Some records:

☆ ☆ ☆

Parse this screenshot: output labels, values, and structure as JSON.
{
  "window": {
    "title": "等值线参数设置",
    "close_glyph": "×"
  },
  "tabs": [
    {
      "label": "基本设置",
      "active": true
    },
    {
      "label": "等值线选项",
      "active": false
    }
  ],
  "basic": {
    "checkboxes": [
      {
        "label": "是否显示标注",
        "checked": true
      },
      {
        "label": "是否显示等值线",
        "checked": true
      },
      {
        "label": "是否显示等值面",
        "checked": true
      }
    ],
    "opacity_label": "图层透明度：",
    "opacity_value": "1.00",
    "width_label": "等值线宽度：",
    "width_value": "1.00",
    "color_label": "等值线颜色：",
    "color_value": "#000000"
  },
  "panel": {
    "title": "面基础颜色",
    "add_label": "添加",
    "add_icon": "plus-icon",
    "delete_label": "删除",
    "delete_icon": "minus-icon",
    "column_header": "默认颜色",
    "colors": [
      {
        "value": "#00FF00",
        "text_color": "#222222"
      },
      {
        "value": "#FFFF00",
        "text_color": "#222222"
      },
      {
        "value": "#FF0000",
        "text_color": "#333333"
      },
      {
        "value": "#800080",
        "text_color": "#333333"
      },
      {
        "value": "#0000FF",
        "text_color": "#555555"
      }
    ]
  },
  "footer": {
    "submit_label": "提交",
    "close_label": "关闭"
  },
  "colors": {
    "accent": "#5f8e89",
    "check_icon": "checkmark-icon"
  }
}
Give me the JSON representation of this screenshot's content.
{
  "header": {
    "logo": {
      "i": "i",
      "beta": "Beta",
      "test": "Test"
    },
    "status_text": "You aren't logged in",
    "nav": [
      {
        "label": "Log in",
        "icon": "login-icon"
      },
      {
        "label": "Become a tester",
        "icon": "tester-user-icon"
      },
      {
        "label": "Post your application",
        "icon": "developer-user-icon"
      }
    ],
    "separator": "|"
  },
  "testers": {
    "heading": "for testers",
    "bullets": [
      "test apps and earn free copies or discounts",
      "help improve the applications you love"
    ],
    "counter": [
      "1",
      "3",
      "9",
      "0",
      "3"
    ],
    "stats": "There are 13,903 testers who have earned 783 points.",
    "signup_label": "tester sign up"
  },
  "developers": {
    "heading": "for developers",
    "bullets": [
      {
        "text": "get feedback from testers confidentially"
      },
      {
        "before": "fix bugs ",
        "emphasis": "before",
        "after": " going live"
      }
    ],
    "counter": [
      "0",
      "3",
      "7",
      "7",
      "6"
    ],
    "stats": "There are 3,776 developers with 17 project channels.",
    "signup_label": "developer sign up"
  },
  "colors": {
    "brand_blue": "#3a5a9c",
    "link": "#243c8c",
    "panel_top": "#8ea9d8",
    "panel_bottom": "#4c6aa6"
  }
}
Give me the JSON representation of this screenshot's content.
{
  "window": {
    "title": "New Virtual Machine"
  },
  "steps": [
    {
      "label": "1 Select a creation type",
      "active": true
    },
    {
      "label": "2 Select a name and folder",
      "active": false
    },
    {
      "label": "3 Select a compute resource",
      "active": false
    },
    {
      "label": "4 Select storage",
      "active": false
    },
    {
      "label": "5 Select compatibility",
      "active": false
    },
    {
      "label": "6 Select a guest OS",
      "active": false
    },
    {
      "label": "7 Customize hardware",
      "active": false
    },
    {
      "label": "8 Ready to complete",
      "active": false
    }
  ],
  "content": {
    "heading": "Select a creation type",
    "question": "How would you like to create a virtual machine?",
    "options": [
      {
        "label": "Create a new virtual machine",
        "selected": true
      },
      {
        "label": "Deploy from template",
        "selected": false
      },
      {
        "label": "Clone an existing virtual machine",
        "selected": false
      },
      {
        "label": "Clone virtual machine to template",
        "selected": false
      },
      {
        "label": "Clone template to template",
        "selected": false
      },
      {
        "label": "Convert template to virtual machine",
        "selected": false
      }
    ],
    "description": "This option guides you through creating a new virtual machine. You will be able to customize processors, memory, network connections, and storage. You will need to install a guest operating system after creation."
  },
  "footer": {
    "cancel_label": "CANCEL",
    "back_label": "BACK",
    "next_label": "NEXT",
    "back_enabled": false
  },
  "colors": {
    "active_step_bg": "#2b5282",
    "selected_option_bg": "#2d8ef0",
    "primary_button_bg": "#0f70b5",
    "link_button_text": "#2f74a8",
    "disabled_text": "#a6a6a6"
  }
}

☆ ☆ ☆

Exactly reproduce the material above.

Parse this screenshot: output labels, values, and structure as JSON.
{
  "window": {
    "title": "等值线参数设置",
    "close_glyph": "×"
  },
  "tabs": [
    {
      "label": "基本设置",
      "active": true
    },
    {
      "label": "等值线选项",
      "active": false
    }
  ],
  "basic": {
    "checkboxes": [
      {
        "label": "是否显示标注",
        "checked": true
      },
      {
        "label": "是否显示等值线",
        "checked": true
      },
      {
        "label": "是否显示等值面",
        "checked": true
      }
    ],
    "opacity_label": "图层透明度：",
    "opacity_value": "1.00",
    "width_label": "等值线宽度：",
    "width_value": "1.00",
    "color_label": "等值线颜色：",
    "color_value": "#000000"
  },
  "panel": {
    "title": "面基础颜色",
    "add_label": "添加",
    "add_icon": "plus-icon",
    "delete_label": "删除",
    "delete_icon": "minus-icon",
    "column_header": "默认颜色",
    "colors": [
      {
        "value": "#00FF00",
        "text_color": "#222222"
      },
      {
        "value": "#FFFF00",
        "text_color": "#222222"
      },
      {
        "value": "#FF0000",
        "text_color": "#333333"
      },
      {
        "value": "#800080",
        "text_color": "#333333"
      },
      {
        "value": "#0000FF",
        "text_color": "#555555"
      }
    ]
  },
  "footer": {
    "submit_label": "提交",
    "close_label": "关闭"
  },
  "colors": {
    "accent": "#5f8e89",
    "check_icon": "checkmark-icon"
  }
}
Give me the JSON representation of this screenshot's content.
{
  "header": {
    "logo": {
      "i": "i",
      "beta": "Beta",
      "test": "Test"
    },
    "status_text": "You aren't logged in",
    "nav": [
      {
        "label": "Log in",
        "icon": "login-icon"
      },
      {
        "label": "Become a tester",
        "icon": "tester-user-icon"
      },
      {
        "label": "Post your application",
        "icon": "developer-user-icon"
      }
    ],
    "separator": "|"
  },
  "testers": {
    "heading": "for testers",
    "bullets": [
      "test apps and earn free copies or discounts",
      "help improve the applications you love"
    ],
    "counter": [
      "1",
      "3",
      "9",
      "0",
      "3"
    ],
    "stats": "There are 13,903 testers who have earned 783 points.",
    "signup_label": "tester sign up"
  },
  "developers": {
    "heading": "for developers",
    "bullets": [
      {
        "text": "get feedback from testers confidentially"
      },
      {
        "before": "fix bugs ",
        "emphasis": "before",
        "after": " going live"
      }
    ],
    "counter": [
      "0",
      "3",
      "7",
      "7",
      "6"
    ],
    "stats": "There are 3,776 developers with 17 project channels.",
    "signup_label": "developer sign up"
  },
  "colors": {
    "brand_blue": "#3a5a9c",
    "link": "#243c8c",
    "panel_top": "#8ea9d8",
    "panel_bottom": "#4c6aa6"
  }
}
Give me the JSON representation of this screenshot's content.
{
  "window": {
    "title": "New Virtual Machine"
  },
  "steps": [
    {
      "label": "1 Select a creation type",
      "active": true
    },
    {
      "label": "2 Select a name and folder",
      "active": false
    },
    {
      "label": "3 Select a compute resource",
      "active": false
    },
    {
      "label": "4 Select storage",
      "active": false
    },
    {
      "label": "5 Select compatibility",
      "active": false
    },
    {
      "label": "6 Select a guest OS",
      "active": false
    },
    {
      "label": "7 Customize hardware",
      "active": false
    },
    {
      "label": "8 Ready to complete",
      "active": false
    }
  ],
  "content": {
    "heading": "Select a creation type",
    "question": "How would you like to create a virtual machine?",
    "options": [
      {
        "label": "Create a new virtual machine",
        "selected": true
      },
      {
        "label": "Deploy from template",
        "selected": false
      },
      {
        "label": "Clone an existing virtual machine",
        "selected": false
      },
      {
        "label": "Clone virtual machine to template",
        "selected": false
      },
      {
        "label": "Clone template to template",
        "selected": false
      },
      {
        "label": "Convert template to virtual machine",
        "selected": false
      }
    ],
    "description": "This option guides you through creating a new virtual machine. You will be able to customize processors, memory, network connections, and storage. You will need to install a guest operating system after creation."
  },
  "footer": {
    "cancel_label": "CANCEL",
    "back_label": "BACK",
    "next_label": "NEXT",
    "back_enabled": false
  },
  "colors": {
    "active_step_bg": "#2b5282",
    "selected_option_bg": "#2d8ef0",
    "primary_button_bg": "#0f70b5",
    "link_button_text": "#2f74a8",
    "disabled_text": "#a6a6a6"
  }
}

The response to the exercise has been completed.